• [Extracted records]:
◇ ◇ ◇ ◇ ◇ ◇ ◇
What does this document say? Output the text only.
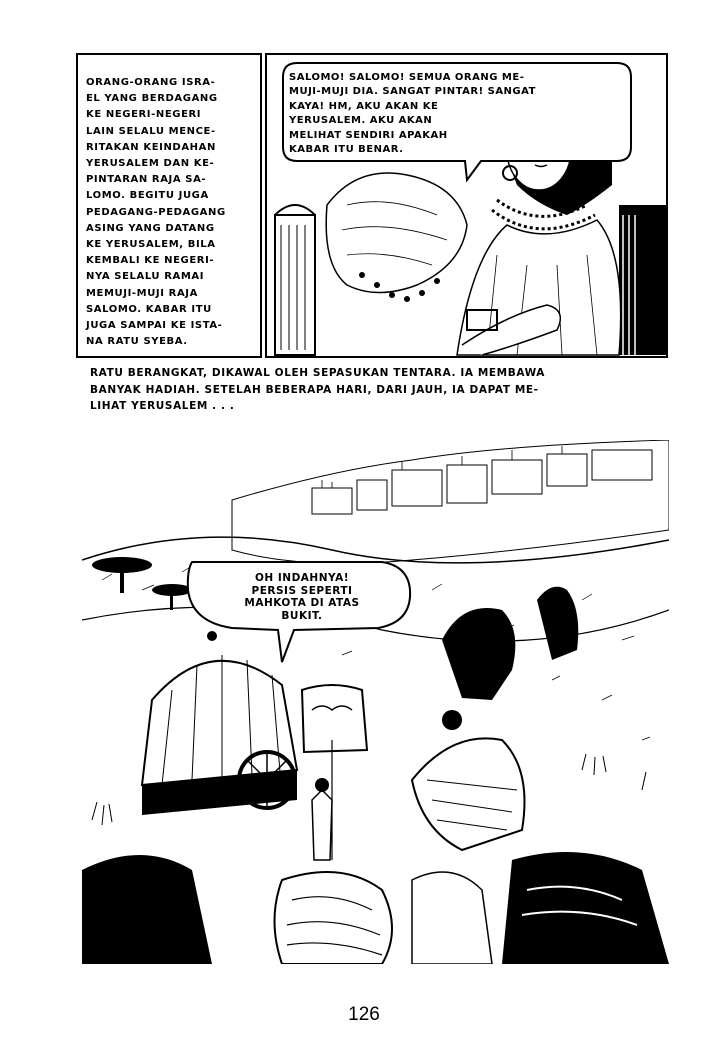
ORANG-ORANG ISRA-
EL YANG BERDAGANG
KE NEGERI-NEGERI
LAIN SELALU MENCE-
RITAKAN KEINDAHAN
YERUSALEM DAN KE-
PINTARAN RAJA SA-
LOMO. BEGITU JUGA
PEDAGANG-PEDAGANG
ASING YANG DATANG
KE YERUSALEM, BILA
KEMBALI KE NEGERI-
NYA SELALU RAMAI
MEMUJI-MUJI RAJA
SALOMO. KABAR ITU
JUGA SAMPAI KE ISTA-
NA RATU SYEBA.
SALOMO! SALOMO! SEMUA ORANG ME-
MUJI-MUJI DIA. SANGAT PINTAR! SANGAT
KAYA! HM, AKU AKAN KE
YERUSALEM. AKU AKAN
MELIHAT SENDIRI APAKAH
KABAR ITU BENAR.
RATU BERANGKAT, DIKAWAL OLEH SEPASUKAN TENTARA. IA MEMBAWA
BANYAK HADIAH. SETELAH BEBERAPA HARI, DARI JAUH, IA DAPAT ME-
LIHAT YERUSALEM . . .
OH INDAHNYA!
PERSIS SEPERTI
MAHKOTA DI ATAS
BUKIT.
126
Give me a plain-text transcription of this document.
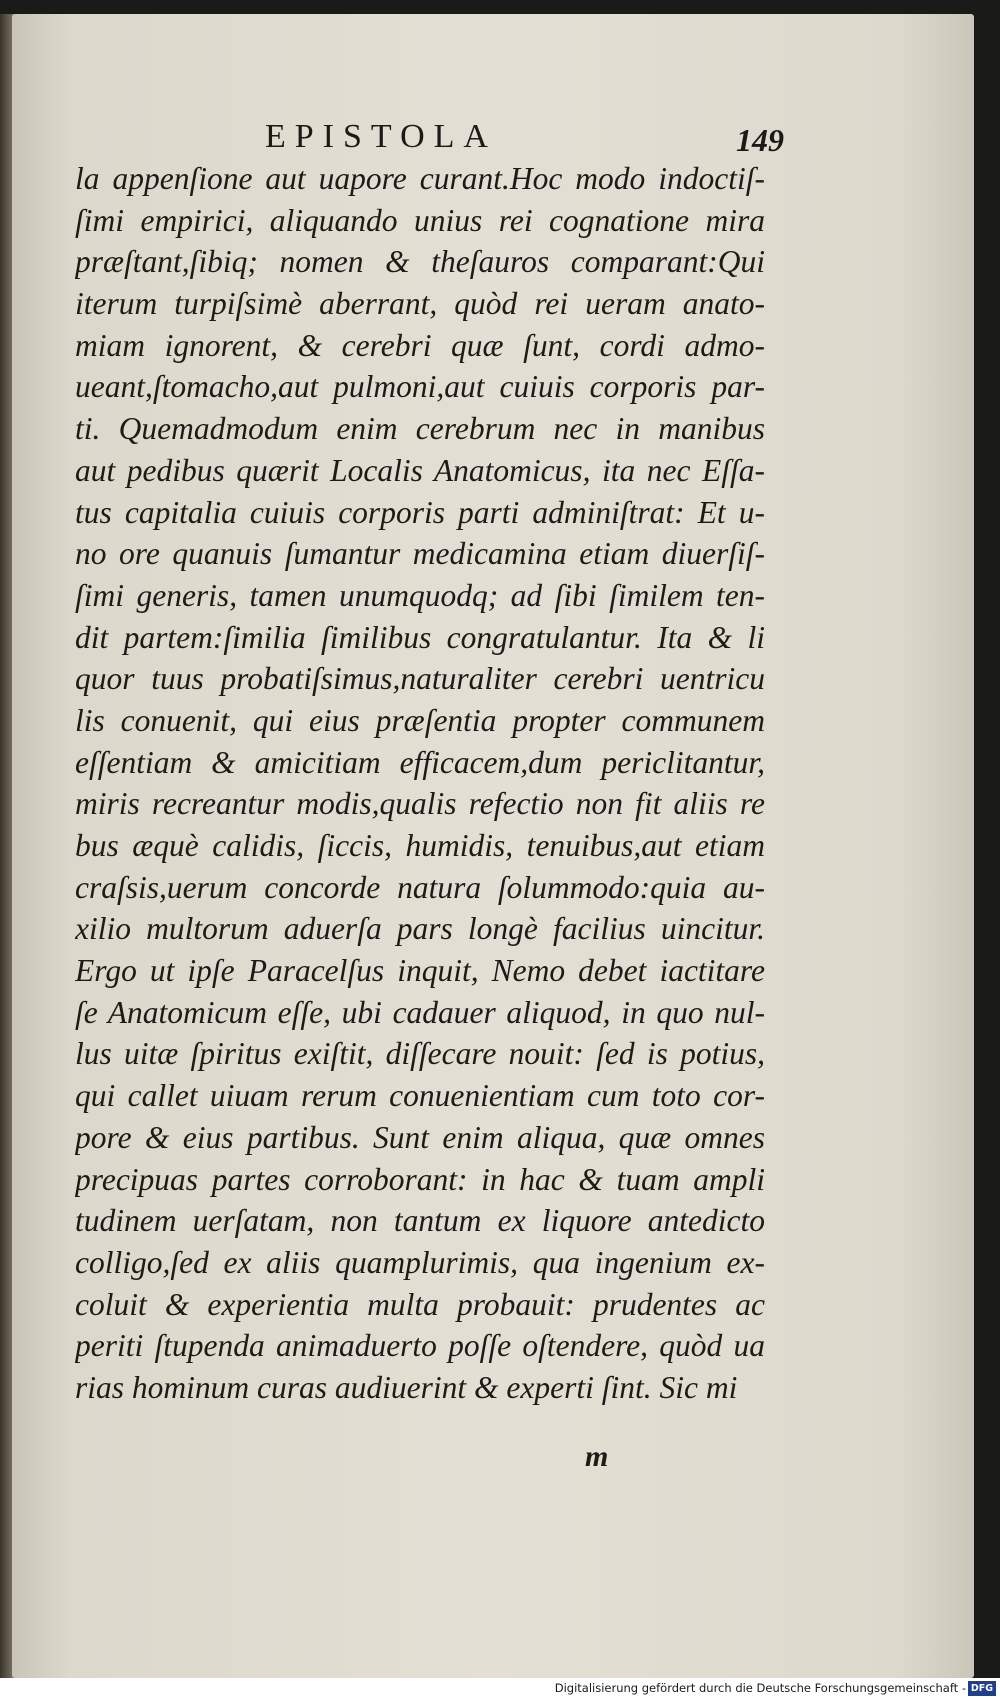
EPISTOLA	149
la appenſione aut uapore curant.Hoc modo indoctiſ-
ſimi empirici, aliquando unius rei cognatione mira
præſtant,ſibiq; nomen & theſauros comparant:Qui
iterum turpiſsimè aberrant, quòd rei ueram anato-
miam ignorent, & cerebri quæ ſunt, cordi admo-
ueant,ſtomacho,aut pulmoni,aut cuiuis corporis par-
ti. Quemadmodum enim cerebrum nec in manibus
aut pedibus quærit Localis Anatomicus, ita nec Eſſa-
tus capitalia cuiuis corporis parti adminiſtrat: Et u-
no ore quanuis ſumantur medicamina etiam diuerſiſ-
ſimi generis, tamen unumquodq; ad ſibi ſimilem ten-
dit partem:ſimilia ſimilibus congratulantur. Ita & li
quor tuus probatiſsimus,naturaliter cerebri uentricu
lis conuenit, qui eius præſentia propter communem
eſſentiam & amicitiam efficacem,dum periclitantur,
miris recreantur modis,qualis refectio non fit aliis re
bus æquè calidis, ſiccis, humidis, tenuibus,aut etiam
craſsis,uerum concorde natura ſolummodo:quia au-
xilio multorum aduerſa pars longè facilius uincitur.
Ergo ut ipſe Paracelſus inquit, Nemo debet iactitare
ſe Anatomicum eſſe, ubi cadauer aliquod, in quo nul-
lus uitæ ſpiritus exiſtit, diſſecare nouit: ſed is potius,
qui callet uiuam rerum conuenientiam cum toto cor-
pore & eius partibus. Sunt enim aliqua, quæ omnes
precipuas partes corroborant: in hac & tuam ampli
tudinem uerſatam, non tantum ex liquore antedicto
colligo,ſed ex aliis quamplurimis, qua ingenium ex-
coluit & experientia multa probauit: prudentes ac
periti ſtupenda animaduerto poſſe oſtendere, quòd ua
rias hominum curas audiuerint & experti ſint. Sic mi
m
Digitalisierung gefördert durch die Deutsche Forschungsgemeinschaft - DFG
◇ ◇ ◇ ◇ ◇ ◇ ◇
• [Given request]:
Write the records out once more, exactly as they appear, with no pictures.

• [Written solution]:
What does this document say? Output the text only.
ORANG-ORANG ISRA-
EL YANG BERDAGANG
KE NEGERI-NEGERI
LAIN SELALU MENCE-
RITAKAN KEINDAHAN
YERUSALEM DAN KE-
PINTARAN RAJA SA-
LOMO. BEGITU JUGA
PEDAGANG-PEDAGANG
ASING YANG DATANG
KE YERUSALEM, BILA
KEMBALI KE NEGERI-
NYA SELALU RAMAI
MEMUJI-MUJI RAJA
SALOMO. KABAR ITU
JUGA SAMPAI KE ISTA-
NA RATU SYEBA.
SALOMO! SALOMO! SEMUA ORANG ME-
MUJI-MUJI DIA. SANGAT PINTAR! SANGAT
KAYA! HM, AKU AKAN KE
YERUSALEM. AKU AKAN
MELIHAT SENDIRI APAKAH
KABAR ITU BENAR.
RATU BERANGKAT, DIKAWAL OLEH SEPASUKAN TENTARA. IA MEMBAWA
BANYAK HADIAH. SETELAH BEBERAPA HARI, DARI JAUH, IA DAPAT ME-
LIHAT YERUSALEM . . .
OH INDAHNYA!
PERSIS SEPERTI
MAHKOTA DI ATAS
BUKIT.
126
Give me a plain-text transcription of this document.
EPISTOLA	149
la appenſione aut uapore curant.Hoc modo indoctiſ-
ſimi empirici, aliquando unius rei cognatione mira
præſtant,ſibiq; nomen & theſauros comparant:Qui
iterum turpiſsimè aberrant, quòd rei ueram anato-
miam ignorent, & cerebri quæ ſunt, cordi admo-
ueant,ſtomacho,aut pulmoni,aut cuiuis corporis par-
ti. Quemadmodum enim cerebrum nec in manibus
aut pedibus quærit Localis Anatomicus, ita nec Eſſa-
tus capitalia cuiuis corporis parti adminiſtrat: Et u-
no ore quanuis ſumantur medicamina etiam diuerſiſ-
ſimi generis, tamen unumquodq; ad ſibi ſimilem ten-
dit partem:ſimilia ſimilibus congratulantur. Ita & li
quor tuus probatiſsimus,naturaliter cerebri uentricu
lis conuenit, qui eius præſentia propter communem
eſſentiam & amicitiam efficacem,dum periclitantur,
miris recreantur modis,qualis refectio non fit aliis re
bus æquè calidis, ſiccis, humidis, tenuibus,aut etiam
craſsis,uerum concorde natura ſolummodo:quia au-
xilio multorum aduerſa pars longè facilius uincitur.
Ergo ut ipſe Paracelſus inquit, Nemo debet iactitare
ſe Anatomicum eſſe, ubi cadauer aliquod, in quo nul-
lus uitæ ſpiritus exiſtit, diſſecare nouit: ſed is potius,
qui callet uiuam rerum conuenientiam cum toto cor-
pore & eius partibus. Sunt enim aliqua, quæ omnes
precipuas partes corroborant: in hac & tuam ampli
tudinem uerſatam, non tantum ex liquore antedicto
colligo,ſed ex aliis quamplurimis, qua ingenium ex-
coluit & experientia multa probauit: prudentes ac
periti ſtupenda animaduerto poſſe oſtendere, quòd ua
rias hominum curas audiuerint & experti ſint. Sic mi
m
Digitalisierung gefördert durch die Deutsche Forschungsgemeinschaft - DFG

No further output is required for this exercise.